- Requirements -
Print all of the lines exactly. Any picture among them stays out.

- Extracts from a graphics dataset -

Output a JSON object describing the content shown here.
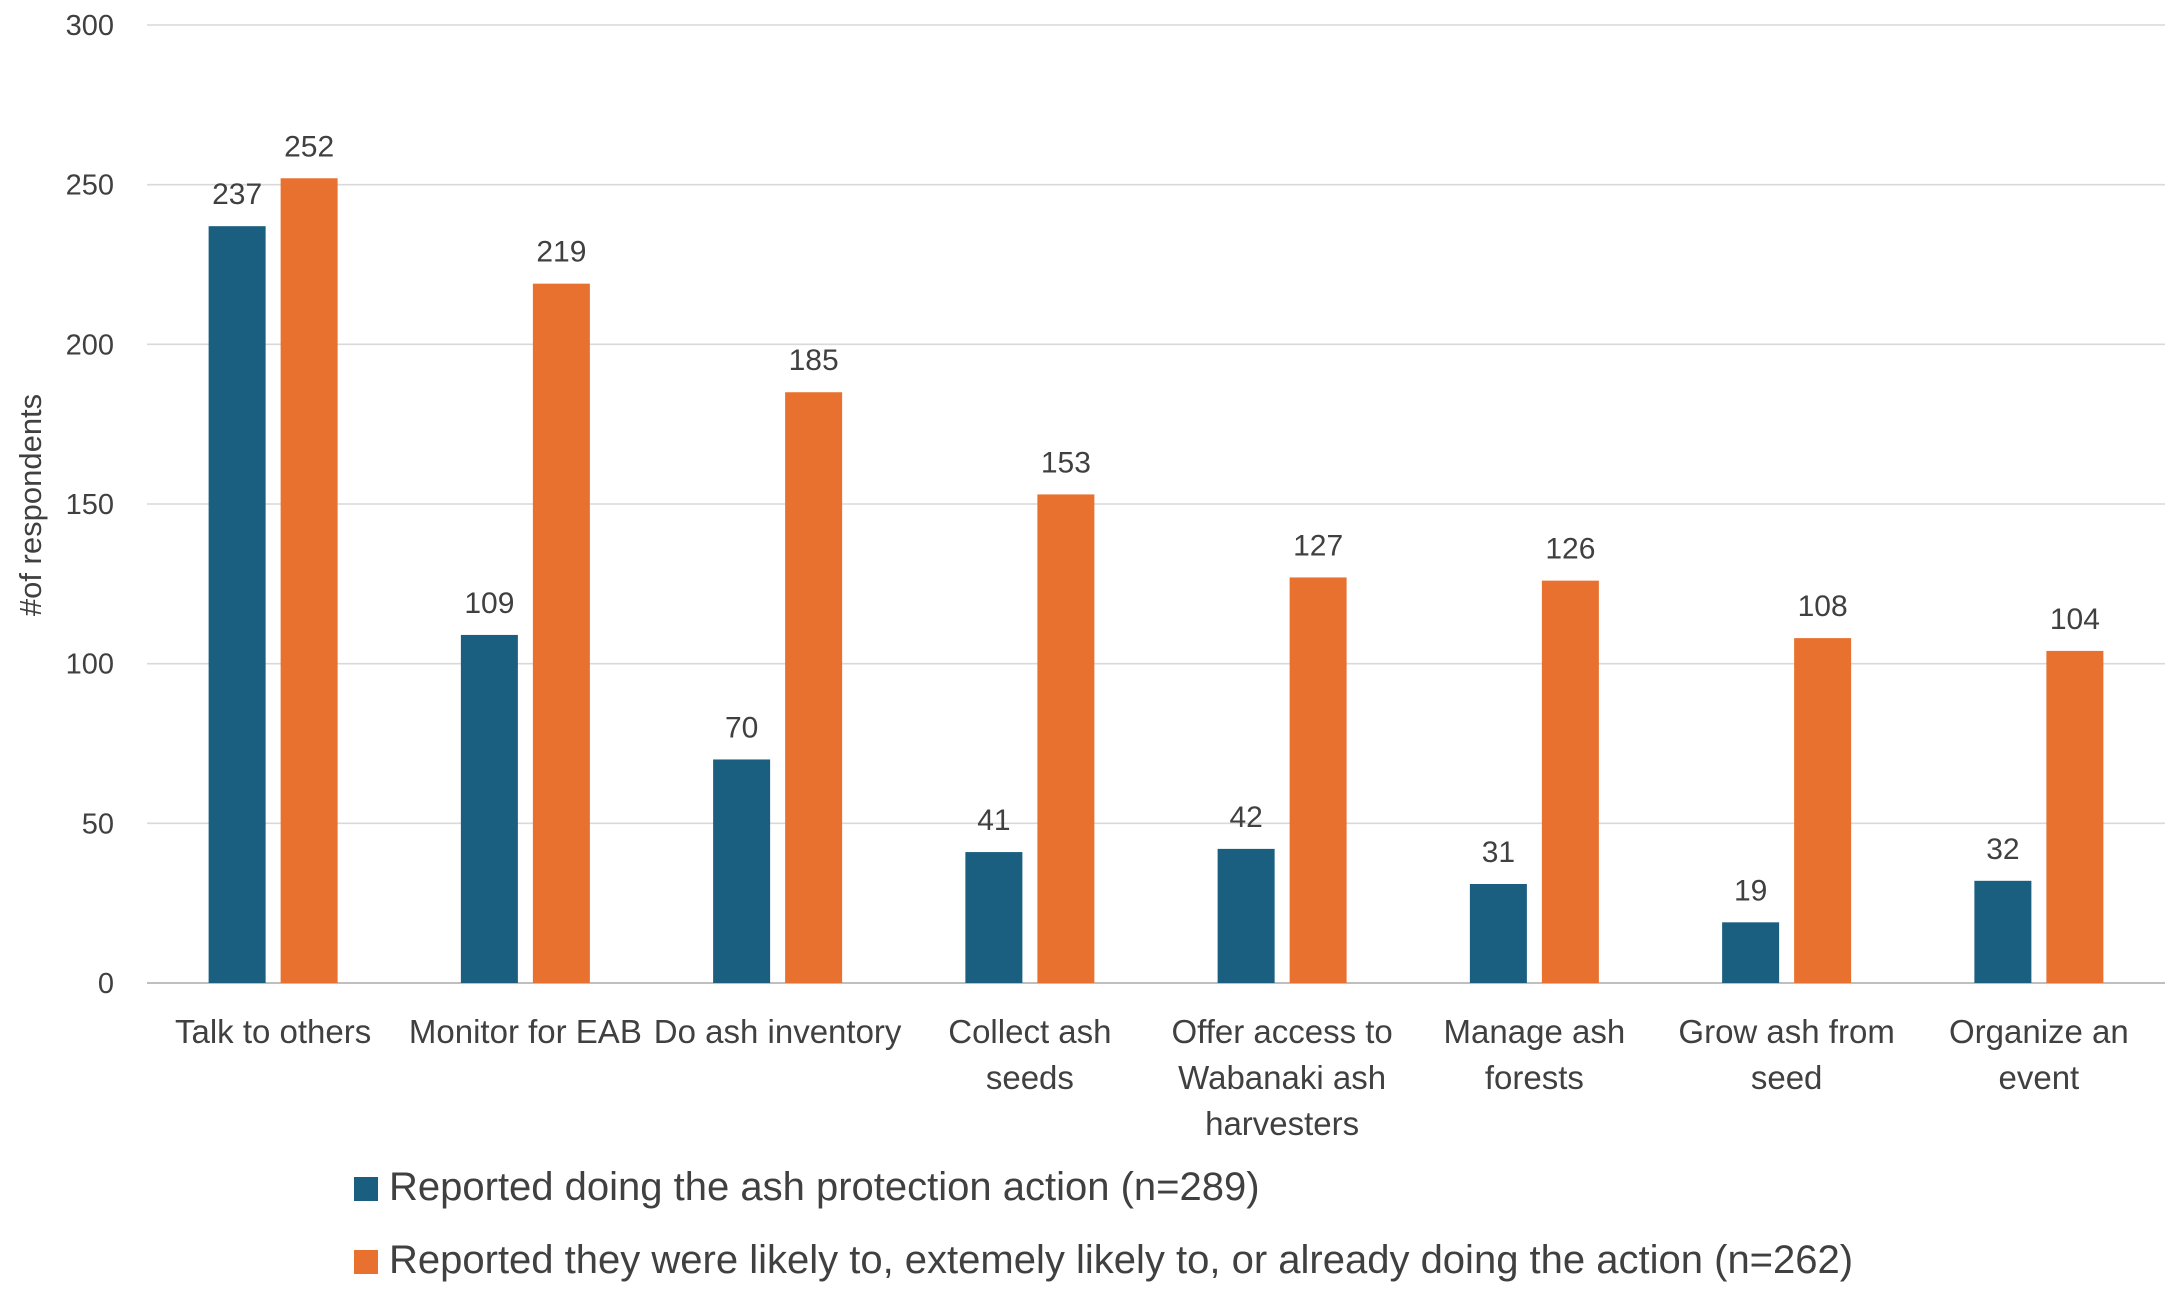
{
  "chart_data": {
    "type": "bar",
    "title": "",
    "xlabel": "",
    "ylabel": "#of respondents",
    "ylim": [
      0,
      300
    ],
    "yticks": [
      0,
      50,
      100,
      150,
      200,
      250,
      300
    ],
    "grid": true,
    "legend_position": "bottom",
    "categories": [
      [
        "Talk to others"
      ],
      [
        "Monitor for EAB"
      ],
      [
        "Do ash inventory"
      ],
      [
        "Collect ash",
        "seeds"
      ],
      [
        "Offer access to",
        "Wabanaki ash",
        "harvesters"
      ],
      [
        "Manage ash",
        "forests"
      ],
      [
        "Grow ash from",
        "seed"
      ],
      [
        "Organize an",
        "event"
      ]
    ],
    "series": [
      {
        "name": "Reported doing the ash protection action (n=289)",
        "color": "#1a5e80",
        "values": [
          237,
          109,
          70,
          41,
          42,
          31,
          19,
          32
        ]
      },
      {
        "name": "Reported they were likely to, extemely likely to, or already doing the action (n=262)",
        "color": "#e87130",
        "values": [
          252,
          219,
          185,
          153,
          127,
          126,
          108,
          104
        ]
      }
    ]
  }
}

- Exercise output -
Output a JSON object describing the content shown here.
{
  "chart_data": {
    "type": "bar",
    "title": "",
    "xlabel": "",
    "ylabel": "#of respondents",
    "ylim": [
      0,
      300
    ],
    "yticks": [
      0,
      50,
      100,
      150,
      200,
      250,
      300
    ],
    "grid": true,
    "legend_position": "bottom",
    "categories": [
      [
        "Talk to others"
      ],
      [
        "Monitor for EAB"
      ],
      [
        "Do ash inventory"
      ],
      [
        "Collect ash",
        "seeds"
      ],
      [
        "Offer access to",
        "Wabanaki ash",
        "harvesters"
      ],
      [
        "Manage ash",
        "forests"
      ],
      [
        "Grow ash from",
        "seed"
      ],
      [
        "Organize an",
        "event"
      ]
    ],
    "series": [
      {
        "name": "Reported doing the ash protection action (n=289)",
        "color": "#1a5e80",
        "values": [
          237,
          109,
          70,
          41,
          42,
          31,
          19,
          32
        ]
      },
      {
        "name": "Reported they were likely to, extemely likely to, or already doing the action (n=262)",
        "color": "#e87130",
        "values": [
          252,
          219,
          185,
          153,
          127,
          126,
          108,
          104
        ]
      }
    ]
  }
}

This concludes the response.